Exercise prompt =
Repeat the listing that follows, character for character, minus the pictures.

— START Source material —

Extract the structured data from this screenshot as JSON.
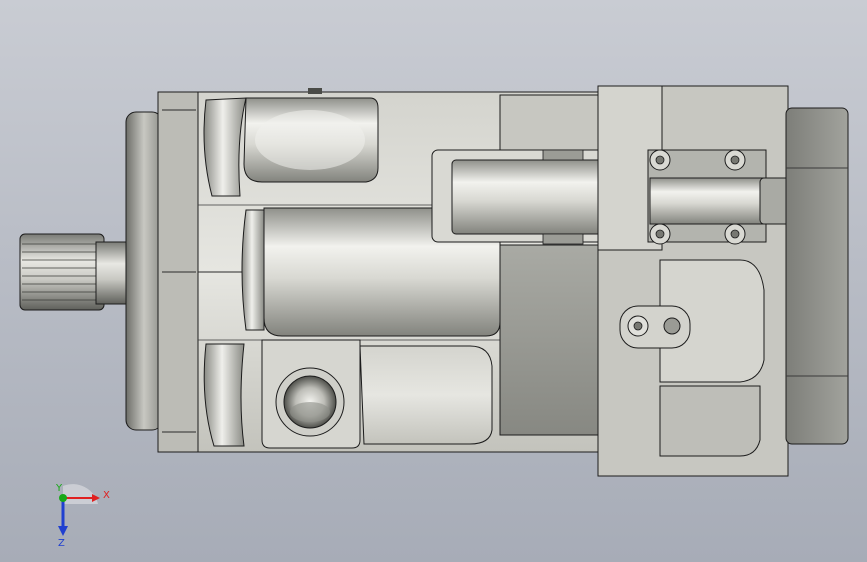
{
  "viewport": {
    "model": "hydraulic-motor-assembly",
    "view": "top"
  },
  "triad": {
    "x_label": "X",
    "y_label": "Y",
    "z_label": "Z",
    "x_color": "#e02020",
    "y_color": "#18a818",
    "z_color": "#2040d0"
  },
  "colors": {
    "background_top": "#c9ccd3",
    "background_bottom": "#a7acb7",
    "metal_light": "#e9e9e4",
    "metal_mid": "#b7b7b0",
    "metal_dark": "#6f706b",
    "edge": "#1c1c1c"
  }
}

— END Source material —

Expected answer =
Extract the structured data from this screenshot as JSON.
{
  "viewport": {
    "model": "hydraulic-motor-assembly",
    "view": "top"
  },
  "triad": {
    "x_label": "X",
    "y_label": "Y",
    "z_label": "Z",
    "x_color": "#e02020",
    "y_color": "#18a818",
    "z_color": "#2040d0"
  },
  "colors": {
    "background_top": "#c9ccd3",
    "background_bottom": "#a7acb7",
    "metal_light": "#e9e9e4",
    "metal_mid": "#b7b7b0",
    "metal_dark": "#6f706b",
    "edge": "#1c1c1c"
  }
}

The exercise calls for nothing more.